What is expected: Every line of the material is to be repeated exactly as it stands.

Provided material:
** start **

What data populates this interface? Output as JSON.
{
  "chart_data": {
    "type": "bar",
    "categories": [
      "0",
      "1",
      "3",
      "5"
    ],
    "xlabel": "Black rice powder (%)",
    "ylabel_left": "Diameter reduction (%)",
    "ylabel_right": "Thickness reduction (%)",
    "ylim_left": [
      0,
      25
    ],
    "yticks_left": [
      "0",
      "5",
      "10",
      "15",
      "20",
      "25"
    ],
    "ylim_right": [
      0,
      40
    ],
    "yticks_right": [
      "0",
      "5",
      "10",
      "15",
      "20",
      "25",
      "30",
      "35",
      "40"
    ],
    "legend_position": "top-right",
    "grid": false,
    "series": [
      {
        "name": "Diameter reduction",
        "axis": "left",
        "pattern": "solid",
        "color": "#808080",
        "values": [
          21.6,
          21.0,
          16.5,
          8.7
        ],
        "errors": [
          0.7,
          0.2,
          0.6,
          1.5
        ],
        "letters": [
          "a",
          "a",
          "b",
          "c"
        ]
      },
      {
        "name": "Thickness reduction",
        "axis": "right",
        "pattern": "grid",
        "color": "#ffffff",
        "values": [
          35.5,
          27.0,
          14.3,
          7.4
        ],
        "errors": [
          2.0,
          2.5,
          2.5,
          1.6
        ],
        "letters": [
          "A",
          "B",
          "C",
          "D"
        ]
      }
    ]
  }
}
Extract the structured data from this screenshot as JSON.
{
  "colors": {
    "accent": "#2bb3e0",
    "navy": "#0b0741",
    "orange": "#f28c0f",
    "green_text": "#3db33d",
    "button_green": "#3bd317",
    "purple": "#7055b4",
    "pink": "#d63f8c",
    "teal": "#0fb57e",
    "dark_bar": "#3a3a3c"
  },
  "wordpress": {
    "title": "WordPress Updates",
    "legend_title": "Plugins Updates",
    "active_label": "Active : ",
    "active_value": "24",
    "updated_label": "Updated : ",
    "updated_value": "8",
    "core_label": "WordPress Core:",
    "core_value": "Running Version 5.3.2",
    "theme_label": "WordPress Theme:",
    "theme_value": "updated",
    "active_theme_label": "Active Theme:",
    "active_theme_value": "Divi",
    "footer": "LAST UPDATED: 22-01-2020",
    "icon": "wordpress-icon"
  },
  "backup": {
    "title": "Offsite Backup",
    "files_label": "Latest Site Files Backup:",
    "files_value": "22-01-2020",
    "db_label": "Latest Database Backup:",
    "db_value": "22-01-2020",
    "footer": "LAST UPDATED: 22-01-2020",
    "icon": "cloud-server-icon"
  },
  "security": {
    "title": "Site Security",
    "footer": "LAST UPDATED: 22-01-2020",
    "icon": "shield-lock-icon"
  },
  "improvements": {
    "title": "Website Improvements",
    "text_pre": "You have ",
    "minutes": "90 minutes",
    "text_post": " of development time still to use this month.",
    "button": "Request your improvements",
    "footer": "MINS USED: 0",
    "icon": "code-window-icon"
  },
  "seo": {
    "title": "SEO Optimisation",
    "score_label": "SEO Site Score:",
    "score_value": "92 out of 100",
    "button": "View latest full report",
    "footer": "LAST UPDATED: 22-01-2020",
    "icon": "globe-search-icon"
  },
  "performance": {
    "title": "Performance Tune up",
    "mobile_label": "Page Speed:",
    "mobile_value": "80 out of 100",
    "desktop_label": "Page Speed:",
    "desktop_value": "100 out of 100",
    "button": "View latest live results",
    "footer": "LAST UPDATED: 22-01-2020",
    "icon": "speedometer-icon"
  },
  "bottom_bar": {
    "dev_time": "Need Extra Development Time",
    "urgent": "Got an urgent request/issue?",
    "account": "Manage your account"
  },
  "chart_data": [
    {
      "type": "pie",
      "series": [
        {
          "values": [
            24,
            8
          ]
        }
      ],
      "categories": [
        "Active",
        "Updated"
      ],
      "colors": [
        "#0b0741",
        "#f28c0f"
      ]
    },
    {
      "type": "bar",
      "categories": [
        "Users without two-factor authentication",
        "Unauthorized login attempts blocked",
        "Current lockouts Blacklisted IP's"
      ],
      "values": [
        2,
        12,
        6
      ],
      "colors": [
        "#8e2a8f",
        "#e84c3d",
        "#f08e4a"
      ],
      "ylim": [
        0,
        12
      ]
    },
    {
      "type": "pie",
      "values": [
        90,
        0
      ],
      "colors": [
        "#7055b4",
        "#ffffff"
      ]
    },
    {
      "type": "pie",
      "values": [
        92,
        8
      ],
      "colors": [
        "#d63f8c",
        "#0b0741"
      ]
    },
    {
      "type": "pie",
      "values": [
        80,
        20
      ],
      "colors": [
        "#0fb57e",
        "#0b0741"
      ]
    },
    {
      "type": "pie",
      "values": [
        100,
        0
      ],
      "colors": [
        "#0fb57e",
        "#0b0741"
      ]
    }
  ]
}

** end **

Complete output:
What data populates this interface? Output as JSON.
{
  "chart_data": {
    "type": "bar",
    "categories": [
      "0",
      "1",
      "3",
      "5"
    ],
    "xlabel": "Black rice powder (%)",
    "ylabel_left": "Diameter reduction (%)",
    "ylabel_right": "Thickness reduction (%)",
    "ylim_left": [
      0,
      25
    ],
    "yticks_left": [
      "0",
      "5",
      "10",
      "15",
      "20",
      "25"
    ],
    "ylim_right": [
      0,
      40
    ],
    "yticks_right": [
      "0",
      "5",
      "10",
      "15",
      "20",
      "25",
      "30",
      "35",
      "40"
    ],
    "legend_position": "top-right",
    "grid": false,
    "series": [
      {
        "name": "Diameter reduction",
        "axis": "left",
        "pattern": "solid",
        "color": "#808080",
        "values": [
          21.6,
          21.0,
          16.5,
          8.7
        ],
        "errors": [
          0.7,
          0.2,
          0.6,
          1.5
        ],
        "letters": [
          "a",
          "a",
          "b",
          "c"
        ]
      },
      {
        "name": "Thickness reduction",
        "axis": "right",
        "pattern": "grid",
        "color": "#ffffff",
        "values": [
          35.5,
          27.0,
          14.3,
          7.4
        ],
        "errors": [
          2.0,
          2.5,
          2.5,
          1.6
        ],
        "letters": [
          "A",
          "B",
          "C",
          "D"
        ]
      }
    ]
  }
}
Extract the structured data from this screenshot as JSON.
{
  "colors": {
    "accent": "#2bb3e0",
    "navy": "#0b0741",
    "orange": "#f28c0f",
    "green_text": "#3db33d",
    "button_green": "#3bd317",
    "purple": "#7055b4",
    "pink": "#d63f8c",
    "teal": "#0fb57e",
    "dark_bar": "#3a3a3c"
  },
  "wordpress": {
    "title": "WordPress Updates",
    "legend_title": "Plugins Updates",
    "active_label": "Active : ",
    "active_value": "24",
    "updated_label": "Updated : ",
    "updated_value": "8",
    "core_label": "WordPress Core:",
    "core_value": "Running Version 5.3.2",
    "theme_label": "WordPress Theme:",
    "theme_value": "updated",
    "active_theme_label": "Active Theme:",
    "active_theme_value": "Divi",
    "footer": "LAST UPDATED: 22-01-2020",
    "icon": "wordpress-icon"
  },
  "backup": {
    "title": "Offsite Backup",
    "files_label": "Latest Site Files Backup:",
    "files_value": "22-01-2020",
    "db_label": "Latest Database Backup:",
    "db_value": "22-01-2020",
    "footer": "LAST UPDATED: 22-01-2020",
    "icon": "cloud-server-icon"
  },
  "security": {
    "title": "Site Security",
    "footer": "LAST UPDATED: 22-01-2020",
    "icon": "shield-lock-icon"
  },
  "improvements": {
    "title": "Website Improvements",
    "text_pre": "You have ",
    "minutes": "90 minutes",
    "text_post": " of development time still to use this month.",
    "button": "Request your improvements",
    "footer": "MINS USED: 0",
    "icon": "code-window-icon"
  },
  "seo": {
    "title": "SEO Optimisation",
    "score_label": "SEO Site Score:",
    "score_value": "92 out of 100",
    "button": "View latest full report",
    "footer": "LAST UPDATED: 22-01-2020",
    "icon": "globe-search-icon"
  },
  "performance": {
    "title": "Performance Tune up",
    "mobile_label": "Page Speed:",
    "mobile_value": "80 out of 100",
    "desktop_label": "Page Speed:",
    "desktop_value": "100 out of 100",
    "button": "View latest live results",
    "footer": "LAST UPDATED: 22-01-2020",
    "icon": "speedometer-icon"
  },
  "bottom_bar": {
    "dev_time": "Need Extra Development Time",
    "urgent": "Got an urgent request/issue?",
    "account": "Manage your account"
  },
  "chart_data": [
    {
      "type": "pie",
      "series": [
        {
          "values": [
            24,
            8
          ]
        }
      ],
      "categories": [
        "Active",
        "Updated"
      ],
      "colors": [
        "#0b0741",
        "#f28c0f"
      ]
    },
    {
      "type": "bar",
      "categories": [
        "Users without two-factor authentication",
        "Unauthorized login attempts blocked",
        "Current lockouts Blacklisted IP's"
      ],
      "values": [
        2,
        12,
        6
      ],
      "colors": [
        "#8e2a8f",
        "#e84c3d",
        "#f08e4a"
      ],
      "ylim": [
        0,
        12
      ]
    },
    {
      "type": "pie",
      "values": [
        90,
        0
      ],
      "colors": [
        "#7055b4",
        "#ffffff"
      ]
    },
    {
      "type": "pie",
      "values": [
        92,
        8
      ],
      "colors": [
        "#d63f8c",
        "#0b0741"
      ]
    },
    {
      "type": "pie",
      "values": [
        80,
        20
      ],
      "colors": [
        "#0fb57e",
        "#0b0741"
      ]
    },
    {
      "type": "pie",
      "values": [
        100,
        0
      ],
      "colors": [
        "#0fb57e",
        "#0b0741"
      ]
    }
  ]
}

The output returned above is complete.